> **ZIELSETZUNGEN**
A – Nach welcher Entscheidung begannen laut dem Ausgangstext über Russland und den Westen die Proteste in Kiew?
B – Gib die Fortsetzung des Ausgangstexts über Russland und den Westen an, beginnend nach seinem letzten Satz.

> **AUSGANGSTEXT**
◇ ◇ ◇ ◇ ◇

18. Jahrgang | Nummer 9 | 27. April 2015

Russland und der Westen.
Eine Antwort auf Wolfgang Schwarz

von Karsten Voigt

Die Argumente von Wolfgang Schwarz in der vorangegangenen Ausgabe überzeugen mich nicht. Und dies vor allem aus folgenden Gründen:
Schwarz sieht in dem russischen Verhalten auf der Krim und in der Ost-Ukraine vor allem eine Reaktion auf die Sicherheitspolitik der NATO und insbesondere der USA. Der zeitliche Ablauf der Ereignisse in der Ukraine und die offizielle Begründung Putins für sein Verhalten sprechen gegen diese Deutung: Die Proteste in Kiew und in anderen Teilen der Ukraine begannen nach der Entscheidung von Janukowitsch auf dem EU-Gipfel in Wilnius, das EU-Assoziierungsabkommen nicht zu unterzeichnen. Die Demonstranten verlangten eine Revision dieser Entscheidung. Sie sahen in einer Annäherung an die EU eine größere Chance für eine Politik der Reformen und gegen die Korruption. Eine Mitgliedschaft der Ukraine in der NATO stand zu dem Zeitpunkt überhaupt nicht zur Debatte. Desgleichen hatte die EU zu keinem Zeitpunkt in dem russischen Stützpunkt auf der Krim ein Hindernis für eine Assoziierung gesehen. Putin seinerseits hatte noch wenige Jahre zuvor keine Einwände gegen eine derartige Bindung der Ukraine an die EU erhoben. Sein Verhalten im Jahre 2014 ist damit Ausdruck einer veränderten Politik Russlands gegenüber der EU. Russland hatte primär einen Konflikt mit der EU und erst nach seinem militärischen Eingreifen in der Ukraine – und auch dann nur indirekt – einen Konflikt mit der NATO.

◇ ◇ ◇ ◇ ◇

> **DATENZEILEN**

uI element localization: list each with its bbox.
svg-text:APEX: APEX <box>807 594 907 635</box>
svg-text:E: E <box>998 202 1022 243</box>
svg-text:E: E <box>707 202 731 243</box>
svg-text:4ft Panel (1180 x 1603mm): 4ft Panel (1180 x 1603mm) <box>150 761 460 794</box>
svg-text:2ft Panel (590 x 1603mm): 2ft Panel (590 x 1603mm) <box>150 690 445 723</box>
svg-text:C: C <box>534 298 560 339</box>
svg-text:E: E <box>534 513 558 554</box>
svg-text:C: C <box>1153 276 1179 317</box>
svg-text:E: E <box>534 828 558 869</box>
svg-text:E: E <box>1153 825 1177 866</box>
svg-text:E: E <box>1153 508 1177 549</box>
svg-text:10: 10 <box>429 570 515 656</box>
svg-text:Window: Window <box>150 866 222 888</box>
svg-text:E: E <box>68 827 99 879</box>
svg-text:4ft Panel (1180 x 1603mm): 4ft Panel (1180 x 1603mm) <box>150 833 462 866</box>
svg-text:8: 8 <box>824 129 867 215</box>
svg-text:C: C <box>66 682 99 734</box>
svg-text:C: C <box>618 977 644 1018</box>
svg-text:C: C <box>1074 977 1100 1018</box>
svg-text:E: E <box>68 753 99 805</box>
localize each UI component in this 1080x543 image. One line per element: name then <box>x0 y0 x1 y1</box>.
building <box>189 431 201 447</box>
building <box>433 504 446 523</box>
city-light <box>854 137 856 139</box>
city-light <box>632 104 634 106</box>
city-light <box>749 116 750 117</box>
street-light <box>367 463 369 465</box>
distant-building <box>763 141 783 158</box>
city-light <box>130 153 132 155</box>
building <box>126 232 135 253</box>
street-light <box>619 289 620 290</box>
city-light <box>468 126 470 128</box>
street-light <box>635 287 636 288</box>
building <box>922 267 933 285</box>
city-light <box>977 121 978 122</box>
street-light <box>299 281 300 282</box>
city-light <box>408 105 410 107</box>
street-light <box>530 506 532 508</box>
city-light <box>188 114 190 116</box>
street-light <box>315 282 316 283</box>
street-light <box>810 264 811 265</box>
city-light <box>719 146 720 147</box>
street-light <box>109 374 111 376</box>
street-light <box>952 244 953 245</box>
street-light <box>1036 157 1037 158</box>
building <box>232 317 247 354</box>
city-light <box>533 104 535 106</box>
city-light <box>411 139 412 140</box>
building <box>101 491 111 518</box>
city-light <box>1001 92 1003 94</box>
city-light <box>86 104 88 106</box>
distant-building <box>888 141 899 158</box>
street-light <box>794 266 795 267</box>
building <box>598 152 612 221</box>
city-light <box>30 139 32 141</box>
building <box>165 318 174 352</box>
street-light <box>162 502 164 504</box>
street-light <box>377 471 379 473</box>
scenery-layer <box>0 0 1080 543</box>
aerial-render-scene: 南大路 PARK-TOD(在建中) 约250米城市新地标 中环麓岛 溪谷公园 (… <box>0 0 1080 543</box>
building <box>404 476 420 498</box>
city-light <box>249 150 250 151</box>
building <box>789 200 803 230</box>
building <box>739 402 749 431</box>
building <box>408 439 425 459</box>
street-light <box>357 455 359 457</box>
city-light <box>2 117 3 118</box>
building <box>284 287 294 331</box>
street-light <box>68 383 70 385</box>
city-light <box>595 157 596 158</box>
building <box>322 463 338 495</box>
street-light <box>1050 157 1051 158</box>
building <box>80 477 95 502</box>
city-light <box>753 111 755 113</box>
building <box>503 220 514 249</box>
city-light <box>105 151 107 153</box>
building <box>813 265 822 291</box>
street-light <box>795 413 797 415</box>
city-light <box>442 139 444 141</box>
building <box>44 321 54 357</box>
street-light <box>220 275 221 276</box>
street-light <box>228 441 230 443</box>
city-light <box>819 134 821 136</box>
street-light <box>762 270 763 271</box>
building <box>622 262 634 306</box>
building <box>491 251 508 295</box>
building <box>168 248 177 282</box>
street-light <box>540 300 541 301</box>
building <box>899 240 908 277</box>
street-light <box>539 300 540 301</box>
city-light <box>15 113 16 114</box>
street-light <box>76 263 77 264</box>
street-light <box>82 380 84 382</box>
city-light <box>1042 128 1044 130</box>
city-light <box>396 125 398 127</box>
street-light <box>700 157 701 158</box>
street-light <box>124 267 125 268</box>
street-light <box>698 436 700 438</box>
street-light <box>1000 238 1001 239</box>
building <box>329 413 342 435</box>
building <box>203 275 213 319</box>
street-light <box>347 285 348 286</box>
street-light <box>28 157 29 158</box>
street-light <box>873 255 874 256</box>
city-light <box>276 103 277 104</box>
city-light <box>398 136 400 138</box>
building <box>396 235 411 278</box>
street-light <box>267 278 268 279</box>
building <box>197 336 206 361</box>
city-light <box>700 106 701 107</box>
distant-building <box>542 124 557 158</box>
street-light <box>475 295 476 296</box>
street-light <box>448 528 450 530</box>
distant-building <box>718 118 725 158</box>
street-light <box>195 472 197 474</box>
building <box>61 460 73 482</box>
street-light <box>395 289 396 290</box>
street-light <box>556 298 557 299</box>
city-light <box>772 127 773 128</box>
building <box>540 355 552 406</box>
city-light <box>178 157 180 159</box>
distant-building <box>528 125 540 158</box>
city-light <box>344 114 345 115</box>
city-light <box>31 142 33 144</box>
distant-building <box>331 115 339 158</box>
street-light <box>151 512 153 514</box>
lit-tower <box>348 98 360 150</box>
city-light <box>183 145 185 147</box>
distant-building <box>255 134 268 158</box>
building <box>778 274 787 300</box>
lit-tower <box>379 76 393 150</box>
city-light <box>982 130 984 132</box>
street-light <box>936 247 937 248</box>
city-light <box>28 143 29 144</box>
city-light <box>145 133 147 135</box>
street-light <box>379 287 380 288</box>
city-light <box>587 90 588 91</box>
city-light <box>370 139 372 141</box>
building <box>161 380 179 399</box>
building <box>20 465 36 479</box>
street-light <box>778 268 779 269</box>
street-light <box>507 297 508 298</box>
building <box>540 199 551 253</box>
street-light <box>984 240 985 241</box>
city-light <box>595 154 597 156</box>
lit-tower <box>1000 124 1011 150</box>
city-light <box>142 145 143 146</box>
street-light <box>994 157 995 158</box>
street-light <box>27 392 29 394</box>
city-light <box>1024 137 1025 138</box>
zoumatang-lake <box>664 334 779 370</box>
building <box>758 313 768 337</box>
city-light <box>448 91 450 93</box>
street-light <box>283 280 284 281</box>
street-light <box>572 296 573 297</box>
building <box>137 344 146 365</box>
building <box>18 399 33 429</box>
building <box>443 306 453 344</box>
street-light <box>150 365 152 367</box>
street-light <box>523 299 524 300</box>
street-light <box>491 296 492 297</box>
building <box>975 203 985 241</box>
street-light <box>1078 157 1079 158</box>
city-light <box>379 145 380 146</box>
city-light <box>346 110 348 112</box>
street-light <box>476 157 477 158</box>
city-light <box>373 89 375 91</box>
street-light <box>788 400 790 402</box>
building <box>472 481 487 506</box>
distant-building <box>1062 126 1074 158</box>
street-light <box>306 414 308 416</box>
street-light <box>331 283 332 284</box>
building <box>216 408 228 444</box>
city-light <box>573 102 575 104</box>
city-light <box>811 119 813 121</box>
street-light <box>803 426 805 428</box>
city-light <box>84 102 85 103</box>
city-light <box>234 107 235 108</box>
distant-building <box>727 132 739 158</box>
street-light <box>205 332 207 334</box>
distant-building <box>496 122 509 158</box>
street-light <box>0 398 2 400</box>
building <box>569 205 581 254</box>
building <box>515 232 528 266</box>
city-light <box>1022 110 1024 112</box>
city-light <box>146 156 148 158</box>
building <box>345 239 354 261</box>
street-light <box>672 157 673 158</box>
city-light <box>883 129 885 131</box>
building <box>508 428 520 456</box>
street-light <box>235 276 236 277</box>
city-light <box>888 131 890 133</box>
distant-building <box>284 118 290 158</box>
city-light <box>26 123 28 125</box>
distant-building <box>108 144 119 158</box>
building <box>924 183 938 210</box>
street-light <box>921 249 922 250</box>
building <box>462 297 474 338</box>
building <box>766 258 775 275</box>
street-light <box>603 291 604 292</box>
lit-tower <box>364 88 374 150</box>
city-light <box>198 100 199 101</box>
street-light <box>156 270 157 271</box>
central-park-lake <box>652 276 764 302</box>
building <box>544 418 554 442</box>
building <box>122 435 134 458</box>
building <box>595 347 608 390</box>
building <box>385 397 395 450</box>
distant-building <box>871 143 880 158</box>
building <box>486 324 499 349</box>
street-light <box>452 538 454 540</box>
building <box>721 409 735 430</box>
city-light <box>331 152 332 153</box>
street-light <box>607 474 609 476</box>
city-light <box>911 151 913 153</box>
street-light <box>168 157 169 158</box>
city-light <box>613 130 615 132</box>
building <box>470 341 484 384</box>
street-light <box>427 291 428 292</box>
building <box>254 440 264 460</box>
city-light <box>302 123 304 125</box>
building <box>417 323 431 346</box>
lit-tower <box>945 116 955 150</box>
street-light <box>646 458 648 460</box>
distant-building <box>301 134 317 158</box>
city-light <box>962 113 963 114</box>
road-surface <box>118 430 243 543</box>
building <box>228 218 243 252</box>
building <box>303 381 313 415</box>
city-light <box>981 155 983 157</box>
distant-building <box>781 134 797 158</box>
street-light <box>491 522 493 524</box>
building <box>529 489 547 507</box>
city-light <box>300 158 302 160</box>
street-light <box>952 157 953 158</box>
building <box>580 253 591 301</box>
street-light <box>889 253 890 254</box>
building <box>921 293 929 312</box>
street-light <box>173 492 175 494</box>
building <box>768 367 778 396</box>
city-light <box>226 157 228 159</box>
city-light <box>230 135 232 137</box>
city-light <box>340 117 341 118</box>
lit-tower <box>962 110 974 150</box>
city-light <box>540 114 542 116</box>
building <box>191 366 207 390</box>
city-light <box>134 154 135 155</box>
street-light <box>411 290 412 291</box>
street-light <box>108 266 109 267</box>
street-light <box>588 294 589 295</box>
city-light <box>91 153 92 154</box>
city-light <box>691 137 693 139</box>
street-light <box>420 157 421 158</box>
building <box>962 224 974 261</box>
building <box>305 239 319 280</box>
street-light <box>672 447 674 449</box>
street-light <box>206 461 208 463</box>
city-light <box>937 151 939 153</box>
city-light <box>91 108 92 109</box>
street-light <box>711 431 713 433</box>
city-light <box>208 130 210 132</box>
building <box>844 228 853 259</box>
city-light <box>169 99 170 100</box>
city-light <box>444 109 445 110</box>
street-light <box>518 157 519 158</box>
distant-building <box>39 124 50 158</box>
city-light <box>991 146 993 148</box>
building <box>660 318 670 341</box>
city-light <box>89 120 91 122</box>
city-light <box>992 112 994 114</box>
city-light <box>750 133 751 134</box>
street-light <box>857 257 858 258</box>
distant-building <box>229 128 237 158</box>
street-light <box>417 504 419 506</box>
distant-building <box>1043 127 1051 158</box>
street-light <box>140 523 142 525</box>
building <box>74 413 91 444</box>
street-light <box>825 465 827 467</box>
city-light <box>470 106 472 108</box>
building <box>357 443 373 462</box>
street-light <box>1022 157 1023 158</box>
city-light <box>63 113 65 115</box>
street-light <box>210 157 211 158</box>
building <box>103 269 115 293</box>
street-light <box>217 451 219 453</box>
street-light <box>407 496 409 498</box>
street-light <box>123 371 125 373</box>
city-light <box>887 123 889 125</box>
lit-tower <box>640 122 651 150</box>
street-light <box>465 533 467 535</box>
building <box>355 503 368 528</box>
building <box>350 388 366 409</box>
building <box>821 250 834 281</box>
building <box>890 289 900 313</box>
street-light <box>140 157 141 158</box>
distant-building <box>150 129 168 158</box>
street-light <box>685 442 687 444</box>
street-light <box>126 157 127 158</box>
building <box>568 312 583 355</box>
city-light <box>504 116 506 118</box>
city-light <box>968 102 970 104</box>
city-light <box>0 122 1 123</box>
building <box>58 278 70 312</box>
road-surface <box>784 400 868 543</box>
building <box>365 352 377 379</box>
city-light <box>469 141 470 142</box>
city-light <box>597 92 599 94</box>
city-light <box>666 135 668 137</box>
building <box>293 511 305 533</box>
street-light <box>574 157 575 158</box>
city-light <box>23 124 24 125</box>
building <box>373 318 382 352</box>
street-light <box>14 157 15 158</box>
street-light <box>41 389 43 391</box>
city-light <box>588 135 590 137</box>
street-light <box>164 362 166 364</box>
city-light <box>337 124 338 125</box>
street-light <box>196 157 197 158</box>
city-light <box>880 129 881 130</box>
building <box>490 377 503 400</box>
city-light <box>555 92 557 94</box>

◇ ◇ ◇ ◇ ◇

> **GELÖSTE AUFGABEN**
A – Nach der Entscheidung von Janukowitsch auf dem EU-Gipfel in Wilnius, das EU-Assoziierungsabkommen nicht zu unterzeichnen.

B –
Hinzu kommt, dass Putins wichtigstes Argument für sein Vorgehen neben der Berufung auf den Anschlusswunsch der Bewohner der Krim, Russlands vorgebliches Recht und Pflicht war, russische oder russisch-sprachige Minderheiten zu schützen. Zugleich berief er sich auf die historischen Bindungen der Krim und der Ost-Ukraine (Noworossija) an Russland. Diese Begründungen müssen von allen Staaten in der Nachbarschaft Russlands, in denen größere russisch-sprachige Minderheiten leben, wie zum Beispiel. in den baltischen Staaten und Kasachstan, als potentielle Bedrohung angesehen werden. Putins Hinweis auf Noworossija als historischer Teil Russlands trifft auf andere Gebiete ebenso zu: Finnland, das Baltikum, große Teile Polens und Moldawien gehörten bis zum Ende des 1. Weltkrieges zum russischen Reich. Dass Putins Äußerungen bei diesen Nachbarn Ängste auslösen, hat damit nicht nur mit historischen Erinnerungen sondern mit dem aktuellen Verhalten der russischen Führung zu tun.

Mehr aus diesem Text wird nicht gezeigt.